**Exercise requirements:**
Answer these questions using the article on the Cloudflare outage.
1. On what date did the outage occur?
2. What kind of misconfiguration caused it?
3. For about how long were affected services unreachable?

When the internet “forgets” you: Inside the Cloudflare outage

Summary
This article covers the Feb. 20, 2026 Cloudflare outage caused by a BGP routing misconfiguration that made services globally unreachable despite healthy infrastructure. It explains why routing visibility, diversified edge strategies, and control plane monitoring are essential for enterprise resilience.
On Feb. 20, 2026, many IT teams faced one of the most frustrating incident scenarios imaginable:
Everything inside their environment looked perfectly healthy. Hours of troubleshooting showed that there were no CPU spikes, storage failures, application crashes, or DDoS alerts.
Yet users across the world could not connect.
The root cause was a large-scale routing incident involving Cloudflare that made affected services unreachable for roughly six hours.
So what caused this issue?
Let's dive in.

**Excerpted records:**
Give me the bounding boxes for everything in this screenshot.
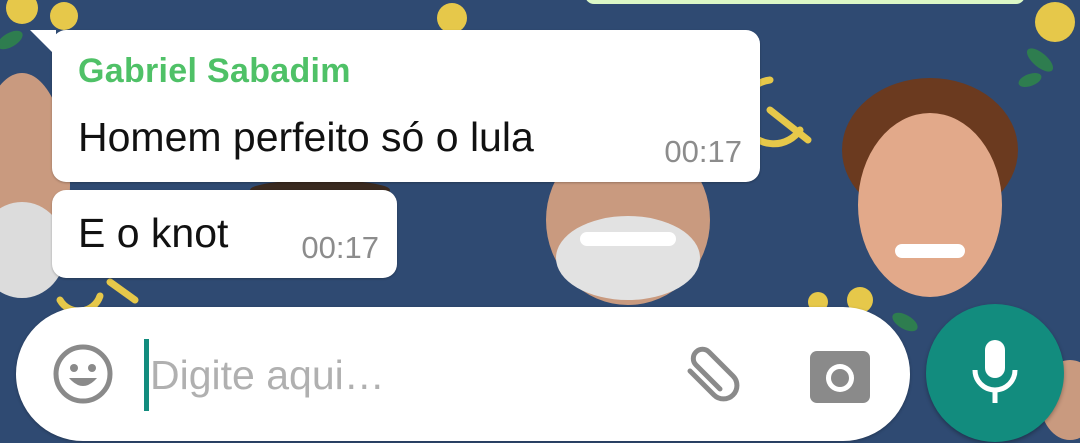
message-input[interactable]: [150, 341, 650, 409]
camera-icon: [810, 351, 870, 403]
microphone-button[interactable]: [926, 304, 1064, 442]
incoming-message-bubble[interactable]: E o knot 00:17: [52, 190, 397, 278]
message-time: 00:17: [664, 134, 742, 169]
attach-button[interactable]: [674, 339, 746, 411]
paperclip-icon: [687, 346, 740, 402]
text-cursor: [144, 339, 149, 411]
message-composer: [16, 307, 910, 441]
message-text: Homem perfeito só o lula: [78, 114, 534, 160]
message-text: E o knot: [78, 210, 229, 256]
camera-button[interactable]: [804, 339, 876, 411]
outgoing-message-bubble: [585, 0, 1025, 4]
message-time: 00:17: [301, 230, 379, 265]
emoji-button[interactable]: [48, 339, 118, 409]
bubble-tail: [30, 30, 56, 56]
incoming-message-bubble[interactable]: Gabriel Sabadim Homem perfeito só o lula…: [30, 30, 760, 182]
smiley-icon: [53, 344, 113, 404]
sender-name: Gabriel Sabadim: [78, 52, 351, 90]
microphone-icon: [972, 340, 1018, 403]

* * *

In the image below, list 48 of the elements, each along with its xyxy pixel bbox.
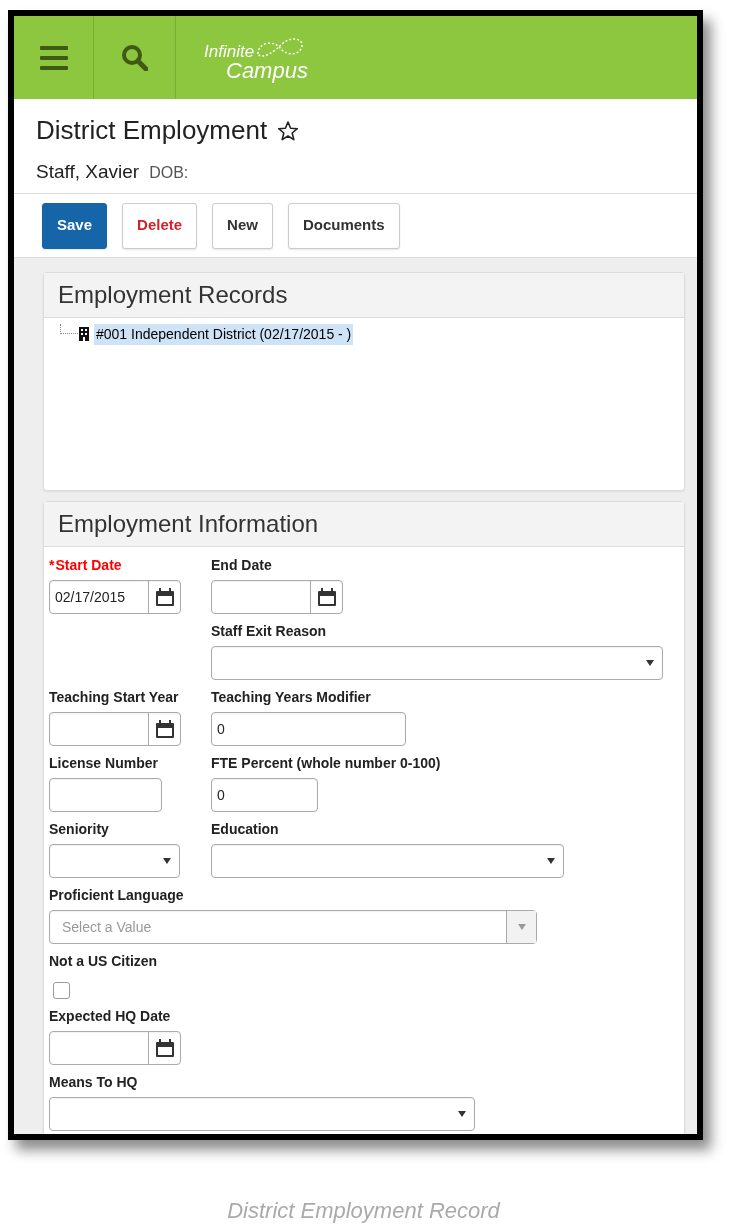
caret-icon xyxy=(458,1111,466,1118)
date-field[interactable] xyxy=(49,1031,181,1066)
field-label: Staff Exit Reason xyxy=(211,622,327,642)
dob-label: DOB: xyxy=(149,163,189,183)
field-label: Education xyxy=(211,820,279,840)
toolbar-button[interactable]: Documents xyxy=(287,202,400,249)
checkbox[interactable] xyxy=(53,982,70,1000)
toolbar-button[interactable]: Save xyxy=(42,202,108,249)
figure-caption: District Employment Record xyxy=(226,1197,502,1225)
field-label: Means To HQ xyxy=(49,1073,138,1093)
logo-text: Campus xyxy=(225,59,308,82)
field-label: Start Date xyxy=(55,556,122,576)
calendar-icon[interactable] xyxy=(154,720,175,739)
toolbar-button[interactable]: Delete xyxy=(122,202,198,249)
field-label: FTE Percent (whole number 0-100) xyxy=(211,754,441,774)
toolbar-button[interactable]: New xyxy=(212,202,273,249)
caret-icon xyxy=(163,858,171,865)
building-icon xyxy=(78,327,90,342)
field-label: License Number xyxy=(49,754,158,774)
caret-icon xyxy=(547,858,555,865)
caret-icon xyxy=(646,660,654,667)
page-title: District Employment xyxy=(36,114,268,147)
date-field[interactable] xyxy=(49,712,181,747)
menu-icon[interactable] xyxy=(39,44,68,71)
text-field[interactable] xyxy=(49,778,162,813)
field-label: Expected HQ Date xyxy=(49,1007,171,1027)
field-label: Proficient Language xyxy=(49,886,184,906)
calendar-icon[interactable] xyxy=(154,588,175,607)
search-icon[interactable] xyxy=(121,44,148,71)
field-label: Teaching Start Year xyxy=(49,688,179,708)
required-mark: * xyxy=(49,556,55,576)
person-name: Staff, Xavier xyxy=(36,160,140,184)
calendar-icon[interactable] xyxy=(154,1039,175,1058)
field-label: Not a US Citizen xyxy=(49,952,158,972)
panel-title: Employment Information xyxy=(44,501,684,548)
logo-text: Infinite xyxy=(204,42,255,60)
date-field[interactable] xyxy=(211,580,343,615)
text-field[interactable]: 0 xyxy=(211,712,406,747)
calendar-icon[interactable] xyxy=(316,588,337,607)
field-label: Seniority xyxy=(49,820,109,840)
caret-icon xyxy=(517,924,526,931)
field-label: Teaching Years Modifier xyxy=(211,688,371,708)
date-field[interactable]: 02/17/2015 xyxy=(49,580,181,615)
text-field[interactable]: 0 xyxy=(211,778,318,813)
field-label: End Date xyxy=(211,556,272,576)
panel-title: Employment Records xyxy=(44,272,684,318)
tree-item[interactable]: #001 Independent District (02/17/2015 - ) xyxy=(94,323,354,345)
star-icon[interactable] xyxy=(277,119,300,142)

**Problem solution:**
1. Feb. 20, 2026
2. A BGP routing misconfiguration
3. Roughly six hours